Objective
Only the pictures are left out: repeat the rest of the entries exactly.

Data to process
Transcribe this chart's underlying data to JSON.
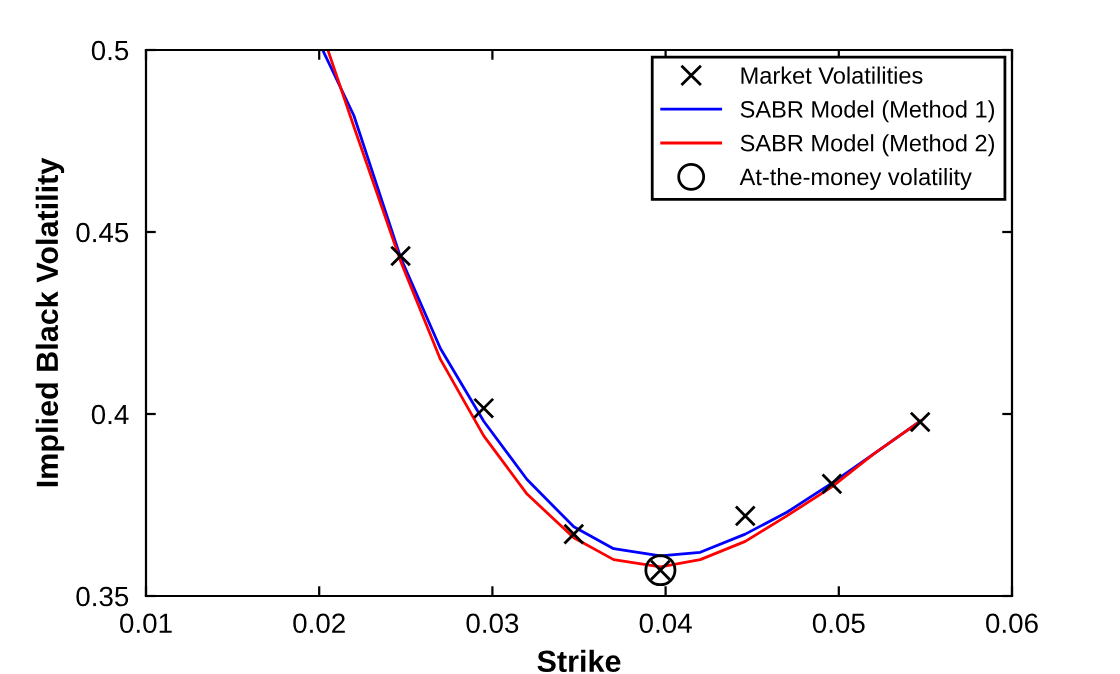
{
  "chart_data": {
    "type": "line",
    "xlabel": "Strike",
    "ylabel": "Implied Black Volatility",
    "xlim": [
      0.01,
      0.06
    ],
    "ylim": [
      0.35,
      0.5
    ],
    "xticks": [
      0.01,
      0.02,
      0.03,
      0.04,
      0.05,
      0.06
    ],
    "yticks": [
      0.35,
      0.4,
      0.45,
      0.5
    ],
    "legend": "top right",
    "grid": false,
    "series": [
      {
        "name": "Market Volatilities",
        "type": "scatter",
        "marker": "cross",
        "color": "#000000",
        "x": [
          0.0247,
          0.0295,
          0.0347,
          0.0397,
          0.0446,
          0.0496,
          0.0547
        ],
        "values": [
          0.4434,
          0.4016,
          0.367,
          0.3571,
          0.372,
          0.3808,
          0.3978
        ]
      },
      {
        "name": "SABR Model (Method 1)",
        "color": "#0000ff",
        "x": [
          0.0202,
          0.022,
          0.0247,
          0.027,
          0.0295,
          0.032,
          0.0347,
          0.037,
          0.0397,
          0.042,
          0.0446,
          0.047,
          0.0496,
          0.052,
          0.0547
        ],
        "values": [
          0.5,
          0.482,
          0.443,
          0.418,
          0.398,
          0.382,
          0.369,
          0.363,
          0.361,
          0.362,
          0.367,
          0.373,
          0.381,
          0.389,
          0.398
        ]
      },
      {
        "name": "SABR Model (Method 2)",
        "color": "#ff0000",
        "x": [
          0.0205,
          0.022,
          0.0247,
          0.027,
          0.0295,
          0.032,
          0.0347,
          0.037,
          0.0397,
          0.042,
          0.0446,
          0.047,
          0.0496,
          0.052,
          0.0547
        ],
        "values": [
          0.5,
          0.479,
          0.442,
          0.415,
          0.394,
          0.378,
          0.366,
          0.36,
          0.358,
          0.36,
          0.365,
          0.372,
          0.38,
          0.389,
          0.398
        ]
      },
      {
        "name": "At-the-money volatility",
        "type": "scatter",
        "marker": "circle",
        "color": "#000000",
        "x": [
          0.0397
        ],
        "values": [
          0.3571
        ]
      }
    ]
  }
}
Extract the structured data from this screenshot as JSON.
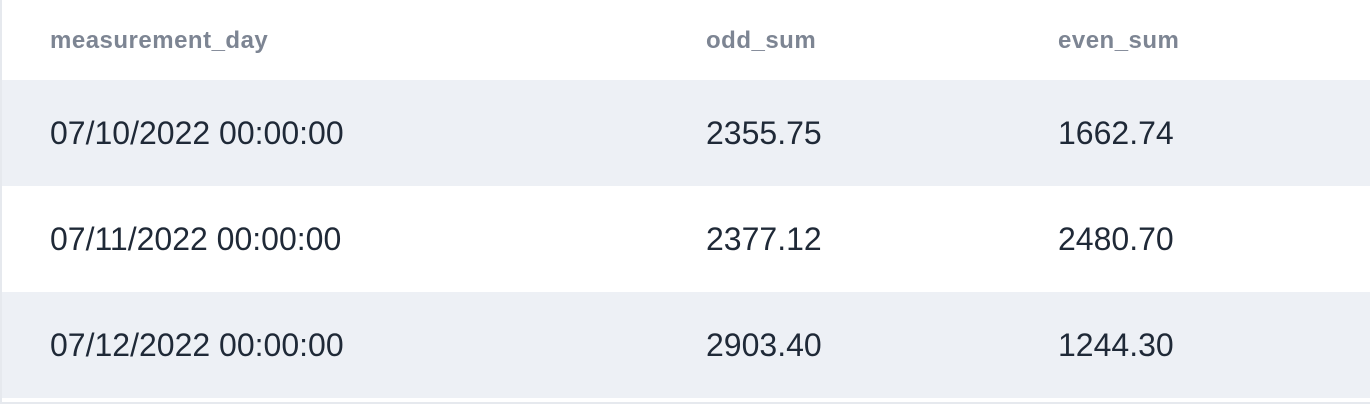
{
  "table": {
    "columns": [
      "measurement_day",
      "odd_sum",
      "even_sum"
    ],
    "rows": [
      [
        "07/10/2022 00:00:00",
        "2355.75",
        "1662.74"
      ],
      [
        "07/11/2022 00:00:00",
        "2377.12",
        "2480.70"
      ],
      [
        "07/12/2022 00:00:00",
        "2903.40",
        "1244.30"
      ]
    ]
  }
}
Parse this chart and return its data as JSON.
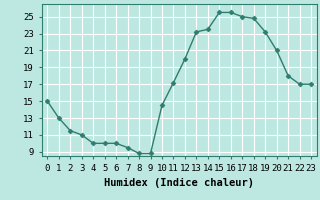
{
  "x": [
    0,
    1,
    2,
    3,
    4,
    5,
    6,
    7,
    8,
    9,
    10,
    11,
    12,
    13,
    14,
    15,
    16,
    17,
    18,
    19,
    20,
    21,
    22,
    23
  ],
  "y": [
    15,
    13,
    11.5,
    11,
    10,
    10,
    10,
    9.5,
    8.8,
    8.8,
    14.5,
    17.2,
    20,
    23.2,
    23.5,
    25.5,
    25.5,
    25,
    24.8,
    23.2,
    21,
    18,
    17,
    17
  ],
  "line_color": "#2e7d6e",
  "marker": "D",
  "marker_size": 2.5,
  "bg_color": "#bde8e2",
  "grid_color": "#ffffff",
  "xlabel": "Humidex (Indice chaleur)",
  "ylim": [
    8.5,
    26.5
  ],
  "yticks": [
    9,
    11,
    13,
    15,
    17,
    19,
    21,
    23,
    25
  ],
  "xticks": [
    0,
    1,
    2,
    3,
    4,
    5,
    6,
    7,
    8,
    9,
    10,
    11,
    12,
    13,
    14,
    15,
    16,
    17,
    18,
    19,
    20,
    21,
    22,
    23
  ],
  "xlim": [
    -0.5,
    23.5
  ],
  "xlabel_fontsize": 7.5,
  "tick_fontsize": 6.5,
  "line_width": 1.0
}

Result
Transcribe this chart's underlying data to JSON.
{
  "chart_data": {
    "type": "line",
    "xlabel": "Strike",
    "ylabel": "Implied Black Volatility",
    "xlim": [
      0.01,
      0.06
    ],
    "ylim": [
      0.35,
      0.5
    ],
    "xticks": [
      0.01,
      0.02,
      0.03,
      0.04,
      0.05,
      0.06
    ],
    "yticks": [
      0.35,
      0.4,
      0.45,
      0.5
    ],
    "legend": "top right",
    "grid": false,
    "series": [
      {
        "name": "Market Volatilities",
        "type": "scatter",
        "marker": "cross",
        "color": "#000000",
        "x": [
          0.0247,
          0.0295,
          0.0347,
          0.0397,
          0.0446,
          0.0496,
          0.0547
        ],
        "values": [
          0.4434,
          0.4016,
          0.367,
          0.3571,
          0.372,
          0.3808,
          0.3978
        ]
      },
      {
        "name": "SABR Model (Method 1)",
        "color": "#0000ff",
        "x": [
          0.0202,
          0.022,
          0.0247,
          0.027,
          0.0295,
          0.032,
          0.0347,
          0.037,
          0.0397,
          0.042,
          0.0446,
          0.047,
          0.0496,
          0.052,
          0.0547
        ],
        "values": [
          0.5,
          0.482,
          0.443,
          0.418,
          0.398,
          0.382,
          0.369,
          0.363,
          0.361,
          0.362,
          0.367,
          0.373,
          0.381,
          0.389,
          0.398
        ]
      },
      {
        "name": "SABR Model (Method 2)",
        "color": "#ff0000",
        "x": [
          0.0205,
          0.022,
          0.0247,
          0.027,
          0.0295,
          0.032,
          0.0347,
          0.037,
          0.0397,
          0.042,
          0.0446,
          0.047,
          0.0496,
          0.052,
          0.0547
        ],
        "values": [
          0.5,
          0.479,
          0.442,
          0.415,
          0.394,
          0.378,
          0.366,
          0.36,
          0.358,
          0.36,
          0.365,
          0.372,
          0.38,
          0.389,
          0.398
        ]
      },
      {
        "name": "At-the-money volatility",
        "type": "scatter",
        "marker": "circle",
        "color": "#000000",
        "x": [
          0.0397
        ],
        "values": [
          0.3571
        ]
      }
    ]
  }
}
Extract the structured data from this screenshot as JSON.
{
  "table": {
    "columns": [
      "measurement_day",
      "odd_sum",
      "even_sum"
    ],
    "rows": [
      [
        "07/10/2022 00:00:00",
        "2355.75",
        "1662.74"
      ],
      [
        "07/11/2022 00:00:00",
        "2377.12",
        "2480.70"
      ],
      [
        "07/12/2022 00:00:00",
        "2903.40",
        "1244.30"
      ]
    ]
  }
}
Parse this chart and return its data as JSON.
{
  "x": [
    0,
    1,
    2,
    3,
    4,
    5,
    6,
    7,
    8,
    9,
    10,
    11,
    12,
    13,
    14,
    15,
    16,
    17,
    18,
    19,
    20,
    21,
    22,
    23
  ],
  "y": [
    15,
    13,
    11.5,
    11,
    10,
    10,
    10,
    9.5,
    8.8,
    8.8,
    14.5,
    17.2,
    20,
    23.2,
    23.5,
    25.5,
    25.5,
    25,
    24.8,
    23.2,
    21,
    18,
    17,
    17
  ],
  "line_color": "#2e7d6e",
  "marker": "D",
  "marker_size": 2.5,
  "bg_color": "#bde8e2",
  "grid_color": "#ffffff",
  "xlabel": "Humidex (Indice chaleur)",
  "ylim": [
    8.5,
    26.5
  ],
  "yticks": [
    9,
    11,
    13,
    15,
    17,
    19,
    21,
    23,
    25
  ],
  "xticks": [
    0,
    1,
    2,
    3,
    4,
    5,
    6,
    7,
    8,
    9,
    10,
    11,
    12,
    13,
    14,
    15,
    16,
    17,
    18,
    19,
    20,
    21,
    22,
    23
  ],
  "xlim": [
    -0.5,
    23.5
  ],
  "xlabel_fontsize": 7.5,
  "tick_fontsize": 6.5,
  "line_width": 1.0
}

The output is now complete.